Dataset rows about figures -
═══
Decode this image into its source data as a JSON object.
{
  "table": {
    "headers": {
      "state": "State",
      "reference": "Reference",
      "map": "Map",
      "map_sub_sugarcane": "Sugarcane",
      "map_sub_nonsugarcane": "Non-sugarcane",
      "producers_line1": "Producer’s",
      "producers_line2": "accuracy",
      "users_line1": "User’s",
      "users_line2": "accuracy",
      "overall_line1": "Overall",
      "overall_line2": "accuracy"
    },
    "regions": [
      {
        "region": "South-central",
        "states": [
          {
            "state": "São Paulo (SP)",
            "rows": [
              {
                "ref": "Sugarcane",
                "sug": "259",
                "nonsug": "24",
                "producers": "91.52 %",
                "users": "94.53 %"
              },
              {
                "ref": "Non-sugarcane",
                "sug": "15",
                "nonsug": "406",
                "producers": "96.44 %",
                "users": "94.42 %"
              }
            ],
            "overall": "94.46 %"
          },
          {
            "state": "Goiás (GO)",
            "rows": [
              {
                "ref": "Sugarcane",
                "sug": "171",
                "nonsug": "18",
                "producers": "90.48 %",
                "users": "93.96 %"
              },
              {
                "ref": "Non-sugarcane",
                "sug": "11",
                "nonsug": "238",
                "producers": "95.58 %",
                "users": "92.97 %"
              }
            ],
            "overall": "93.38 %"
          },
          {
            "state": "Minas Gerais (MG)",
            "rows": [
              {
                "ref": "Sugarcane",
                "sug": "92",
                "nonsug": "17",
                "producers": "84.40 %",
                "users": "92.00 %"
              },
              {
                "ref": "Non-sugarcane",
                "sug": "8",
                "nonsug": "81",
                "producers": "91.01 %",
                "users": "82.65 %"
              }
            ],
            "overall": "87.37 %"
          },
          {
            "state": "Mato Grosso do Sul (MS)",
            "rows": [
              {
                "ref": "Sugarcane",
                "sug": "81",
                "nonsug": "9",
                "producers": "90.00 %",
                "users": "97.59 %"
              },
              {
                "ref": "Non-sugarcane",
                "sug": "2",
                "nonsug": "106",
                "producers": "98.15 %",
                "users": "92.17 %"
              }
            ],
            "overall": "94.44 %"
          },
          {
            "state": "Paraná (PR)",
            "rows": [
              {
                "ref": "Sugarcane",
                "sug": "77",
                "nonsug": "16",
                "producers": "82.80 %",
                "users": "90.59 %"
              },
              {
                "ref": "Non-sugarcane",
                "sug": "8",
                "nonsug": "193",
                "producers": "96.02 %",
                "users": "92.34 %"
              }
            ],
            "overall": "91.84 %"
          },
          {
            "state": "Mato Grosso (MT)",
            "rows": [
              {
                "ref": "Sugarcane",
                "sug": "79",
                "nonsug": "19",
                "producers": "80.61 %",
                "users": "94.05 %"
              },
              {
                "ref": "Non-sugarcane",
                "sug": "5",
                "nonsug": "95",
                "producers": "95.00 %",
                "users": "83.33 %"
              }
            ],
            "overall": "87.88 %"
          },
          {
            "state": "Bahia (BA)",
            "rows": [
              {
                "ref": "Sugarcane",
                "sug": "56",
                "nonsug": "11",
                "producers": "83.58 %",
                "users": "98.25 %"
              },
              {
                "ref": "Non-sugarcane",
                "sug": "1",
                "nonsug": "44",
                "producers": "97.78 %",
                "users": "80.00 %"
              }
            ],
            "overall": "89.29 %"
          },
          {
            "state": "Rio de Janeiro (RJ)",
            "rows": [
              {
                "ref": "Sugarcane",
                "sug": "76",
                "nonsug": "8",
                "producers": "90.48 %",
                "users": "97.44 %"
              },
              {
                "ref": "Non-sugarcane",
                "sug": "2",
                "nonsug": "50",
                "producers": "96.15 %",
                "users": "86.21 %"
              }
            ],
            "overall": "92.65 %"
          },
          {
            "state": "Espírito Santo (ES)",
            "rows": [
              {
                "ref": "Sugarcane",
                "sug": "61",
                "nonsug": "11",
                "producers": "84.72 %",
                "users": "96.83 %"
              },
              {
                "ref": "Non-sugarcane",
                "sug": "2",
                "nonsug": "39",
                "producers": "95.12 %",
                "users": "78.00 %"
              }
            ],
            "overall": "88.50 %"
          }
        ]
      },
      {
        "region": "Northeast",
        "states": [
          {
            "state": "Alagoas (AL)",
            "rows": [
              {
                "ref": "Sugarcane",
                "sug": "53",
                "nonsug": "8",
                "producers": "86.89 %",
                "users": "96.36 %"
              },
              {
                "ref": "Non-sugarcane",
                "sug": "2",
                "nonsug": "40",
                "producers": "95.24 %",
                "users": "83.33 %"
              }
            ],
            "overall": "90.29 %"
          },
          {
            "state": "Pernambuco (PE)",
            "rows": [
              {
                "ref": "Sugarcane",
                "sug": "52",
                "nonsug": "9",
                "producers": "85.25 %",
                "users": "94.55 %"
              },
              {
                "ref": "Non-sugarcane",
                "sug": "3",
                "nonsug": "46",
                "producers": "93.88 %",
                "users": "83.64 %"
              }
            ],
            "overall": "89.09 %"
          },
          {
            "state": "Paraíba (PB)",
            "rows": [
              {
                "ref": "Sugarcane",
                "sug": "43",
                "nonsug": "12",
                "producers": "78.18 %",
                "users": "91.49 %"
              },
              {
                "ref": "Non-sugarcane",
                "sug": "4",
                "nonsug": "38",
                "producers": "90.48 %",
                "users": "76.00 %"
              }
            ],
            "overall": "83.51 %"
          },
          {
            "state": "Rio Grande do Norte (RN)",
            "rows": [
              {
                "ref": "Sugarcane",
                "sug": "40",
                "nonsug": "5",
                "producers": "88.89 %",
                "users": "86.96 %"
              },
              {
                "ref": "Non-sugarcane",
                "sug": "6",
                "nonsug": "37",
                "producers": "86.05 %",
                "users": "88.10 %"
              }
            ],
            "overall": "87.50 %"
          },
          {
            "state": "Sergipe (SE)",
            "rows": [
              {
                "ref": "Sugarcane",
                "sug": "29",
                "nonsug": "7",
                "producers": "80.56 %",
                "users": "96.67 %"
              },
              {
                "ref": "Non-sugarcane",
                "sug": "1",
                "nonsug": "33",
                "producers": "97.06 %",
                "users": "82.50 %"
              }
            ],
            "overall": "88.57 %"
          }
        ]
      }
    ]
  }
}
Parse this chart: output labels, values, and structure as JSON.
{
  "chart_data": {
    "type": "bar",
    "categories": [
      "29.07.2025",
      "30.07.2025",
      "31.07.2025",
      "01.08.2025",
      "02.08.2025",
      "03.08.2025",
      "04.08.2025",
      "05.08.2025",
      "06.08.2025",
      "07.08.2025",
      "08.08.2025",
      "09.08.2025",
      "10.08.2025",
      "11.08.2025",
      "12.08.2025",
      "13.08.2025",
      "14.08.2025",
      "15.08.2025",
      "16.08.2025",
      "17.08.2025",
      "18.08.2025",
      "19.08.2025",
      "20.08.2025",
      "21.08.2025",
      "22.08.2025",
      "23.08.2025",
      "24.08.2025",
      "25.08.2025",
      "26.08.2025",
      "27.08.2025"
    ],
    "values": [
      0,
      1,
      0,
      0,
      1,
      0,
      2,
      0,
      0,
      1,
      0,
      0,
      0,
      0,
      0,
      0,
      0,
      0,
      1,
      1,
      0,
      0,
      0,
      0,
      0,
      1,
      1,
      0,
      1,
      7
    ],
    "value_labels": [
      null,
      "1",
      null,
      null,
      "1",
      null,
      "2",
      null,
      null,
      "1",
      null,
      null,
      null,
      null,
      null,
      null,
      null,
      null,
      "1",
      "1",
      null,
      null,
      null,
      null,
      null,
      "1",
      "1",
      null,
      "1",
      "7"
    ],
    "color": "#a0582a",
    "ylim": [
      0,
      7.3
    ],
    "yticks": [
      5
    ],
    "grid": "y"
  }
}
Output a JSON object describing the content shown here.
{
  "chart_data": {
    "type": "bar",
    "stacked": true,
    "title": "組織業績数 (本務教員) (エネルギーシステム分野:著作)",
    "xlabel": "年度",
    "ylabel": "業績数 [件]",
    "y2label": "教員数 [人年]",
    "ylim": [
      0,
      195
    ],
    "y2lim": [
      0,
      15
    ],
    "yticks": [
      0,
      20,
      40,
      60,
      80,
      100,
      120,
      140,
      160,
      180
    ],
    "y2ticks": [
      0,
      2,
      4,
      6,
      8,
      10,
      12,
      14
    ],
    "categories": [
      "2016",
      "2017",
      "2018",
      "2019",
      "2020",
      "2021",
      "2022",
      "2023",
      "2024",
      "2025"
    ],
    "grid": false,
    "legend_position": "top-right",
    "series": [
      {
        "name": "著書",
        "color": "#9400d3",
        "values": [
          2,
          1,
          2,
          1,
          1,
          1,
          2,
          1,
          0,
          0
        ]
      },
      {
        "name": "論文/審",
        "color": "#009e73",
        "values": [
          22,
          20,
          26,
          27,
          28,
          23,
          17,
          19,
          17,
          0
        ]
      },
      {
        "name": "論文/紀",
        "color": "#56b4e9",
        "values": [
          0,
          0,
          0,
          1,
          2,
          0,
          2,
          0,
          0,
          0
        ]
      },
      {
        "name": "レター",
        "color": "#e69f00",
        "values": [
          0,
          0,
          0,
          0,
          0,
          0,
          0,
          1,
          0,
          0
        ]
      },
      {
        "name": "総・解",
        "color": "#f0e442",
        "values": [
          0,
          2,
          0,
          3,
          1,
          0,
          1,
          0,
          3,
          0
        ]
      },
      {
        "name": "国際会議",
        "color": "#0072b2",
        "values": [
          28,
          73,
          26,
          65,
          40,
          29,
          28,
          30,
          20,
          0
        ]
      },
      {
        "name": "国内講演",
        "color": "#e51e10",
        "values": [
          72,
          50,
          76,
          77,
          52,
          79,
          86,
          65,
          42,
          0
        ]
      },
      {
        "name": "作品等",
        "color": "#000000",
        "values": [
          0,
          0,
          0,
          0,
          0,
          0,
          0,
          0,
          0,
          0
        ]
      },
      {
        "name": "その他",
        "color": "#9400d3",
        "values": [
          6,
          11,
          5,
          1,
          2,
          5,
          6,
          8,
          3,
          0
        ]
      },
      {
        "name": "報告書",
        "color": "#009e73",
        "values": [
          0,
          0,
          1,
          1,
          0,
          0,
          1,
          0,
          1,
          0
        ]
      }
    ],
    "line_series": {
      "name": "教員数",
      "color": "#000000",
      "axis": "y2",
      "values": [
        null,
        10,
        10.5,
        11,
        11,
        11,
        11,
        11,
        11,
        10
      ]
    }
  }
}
═══
Written exercise - Scan the listing above for the word "Grosso" and show each line where it is found.

Answer to the task -
            "state": "Mato Grosso do Sul (MS)",
            "state": "Mato Grosso (MT)",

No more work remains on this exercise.